[Items from a data source]
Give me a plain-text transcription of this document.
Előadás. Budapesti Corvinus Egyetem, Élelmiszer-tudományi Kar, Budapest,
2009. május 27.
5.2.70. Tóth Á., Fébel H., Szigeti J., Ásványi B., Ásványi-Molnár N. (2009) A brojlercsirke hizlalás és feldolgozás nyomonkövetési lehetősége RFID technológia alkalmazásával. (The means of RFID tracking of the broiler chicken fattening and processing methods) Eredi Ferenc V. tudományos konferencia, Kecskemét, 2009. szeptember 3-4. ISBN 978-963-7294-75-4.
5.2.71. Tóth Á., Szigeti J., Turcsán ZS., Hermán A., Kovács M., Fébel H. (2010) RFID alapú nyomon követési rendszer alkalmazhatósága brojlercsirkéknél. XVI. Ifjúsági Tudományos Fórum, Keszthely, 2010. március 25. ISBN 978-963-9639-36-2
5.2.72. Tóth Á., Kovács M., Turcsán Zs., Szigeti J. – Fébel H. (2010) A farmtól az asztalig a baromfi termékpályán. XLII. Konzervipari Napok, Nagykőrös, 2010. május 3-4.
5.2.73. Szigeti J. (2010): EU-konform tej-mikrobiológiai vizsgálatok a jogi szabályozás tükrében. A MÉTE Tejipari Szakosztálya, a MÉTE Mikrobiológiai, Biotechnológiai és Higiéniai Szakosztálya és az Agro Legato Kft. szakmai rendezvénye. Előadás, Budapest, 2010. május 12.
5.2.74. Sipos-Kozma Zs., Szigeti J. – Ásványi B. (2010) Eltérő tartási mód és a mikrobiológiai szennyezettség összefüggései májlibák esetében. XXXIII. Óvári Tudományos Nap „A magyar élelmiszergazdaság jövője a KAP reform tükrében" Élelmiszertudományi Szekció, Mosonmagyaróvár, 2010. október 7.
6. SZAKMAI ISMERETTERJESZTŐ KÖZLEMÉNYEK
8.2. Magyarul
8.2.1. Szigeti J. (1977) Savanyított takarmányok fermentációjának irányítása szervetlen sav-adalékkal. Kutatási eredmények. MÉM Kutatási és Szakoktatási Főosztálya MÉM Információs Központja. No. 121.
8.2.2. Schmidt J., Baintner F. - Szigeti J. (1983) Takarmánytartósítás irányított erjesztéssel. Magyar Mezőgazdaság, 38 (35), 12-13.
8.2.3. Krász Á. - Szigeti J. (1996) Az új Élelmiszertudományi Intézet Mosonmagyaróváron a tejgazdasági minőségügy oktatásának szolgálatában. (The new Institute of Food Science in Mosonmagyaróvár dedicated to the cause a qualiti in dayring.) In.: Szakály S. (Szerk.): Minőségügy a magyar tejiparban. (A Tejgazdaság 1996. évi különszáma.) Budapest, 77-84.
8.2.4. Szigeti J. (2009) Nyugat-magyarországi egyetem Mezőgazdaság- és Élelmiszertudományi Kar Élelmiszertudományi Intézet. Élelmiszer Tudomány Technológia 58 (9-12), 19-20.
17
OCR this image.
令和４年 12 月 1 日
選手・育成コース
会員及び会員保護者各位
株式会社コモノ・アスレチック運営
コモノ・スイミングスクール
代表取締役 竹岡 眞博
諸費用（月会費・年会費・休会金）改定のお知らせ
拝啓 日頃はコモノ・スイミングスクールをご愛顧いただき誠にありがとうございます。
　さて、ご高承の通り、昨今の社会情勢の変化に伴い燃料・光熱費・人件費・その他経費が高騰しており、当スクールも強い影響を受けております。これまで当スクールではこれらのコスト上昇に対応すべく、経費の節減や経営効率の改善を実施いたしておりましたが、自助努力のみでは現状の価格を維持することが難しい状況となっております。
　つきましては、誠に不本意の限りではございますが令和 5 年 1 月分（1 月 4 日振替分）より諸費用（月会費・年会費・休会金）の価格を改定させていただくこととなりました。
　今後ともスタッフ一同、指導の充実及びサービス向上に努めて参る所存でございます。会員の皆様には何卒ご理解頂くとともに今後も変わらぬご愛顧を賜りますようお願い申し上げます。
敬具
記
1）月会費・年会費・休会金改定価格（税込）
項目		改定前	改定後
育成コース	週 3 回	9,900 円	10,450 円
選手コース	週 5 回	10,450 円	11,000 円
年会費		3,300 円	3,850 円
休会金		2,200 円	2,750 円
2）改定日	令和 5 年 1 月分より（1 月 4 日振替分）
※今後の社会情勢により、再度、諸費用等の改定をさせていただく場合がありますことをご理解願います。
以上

▸ **TASK DETAILS**: Only the lines from the one with "OCR this image." through the end of the material are wanted; copy them exactly, both ends included.

▸ **IN RESPONSE**:
OCR this image.
令和４年 12 月 1 日
選手・育成コース
会員及び会員保護者各位
株式会社コモノ・アスレチック運営
コモノ・スイミングスクール
代表取締役 竹岡 眞博
諸費用（月会費・年会費・休会金）改定のお知らせ
拝啓 日頃はコモノ・スイミングスクールをご愛顧いただき誠にありがとうございます。
　さて、ご高承の通り、昨今の社会情勢の変化に伴い燃料・光熱費・人件費・その他経費が高騰しており、当スクールも強い影響を受けております。これまで当スクールではこれらのコスト上昇に対応すべく、経費の節減や経営効率の改善を実施いたしておりましたが、自助努力のみでは現状の価格を維持することが難しい状況となっております。
　つきましては、誠に不本意の限りではございますが令和 5 年 1 月分（1 月 4 日振替分）より諸費用（月会費・年会費・休会金）の価格を改定させていただくこととなりました。
　今後ともスタッフ一同、指導の充実及びサービス向上に努めて参る所存でございます。会員の皆様には何卒ご理解頂くとともに今後も変わらぬご愛顧を賜りますようお願い申し上げます。
敬具
記
1）月会費・年会費・休会金改定価格（税込）
項目		改定前	改定後
育成コース	週 3 回	9,900 円	10,450 円
選手コース	週 5 回	10,450 円	11,000 円
年会費		3,300 円	3,850 円
休会金		2,200 円	2,750 円
2）改定日	令和 5 年 1 月分より（1 月 4 日振替分）
※今後の社会情勢により、再度、諸費用等の改定をさせていただく場合がありますことをご理解願います。
以上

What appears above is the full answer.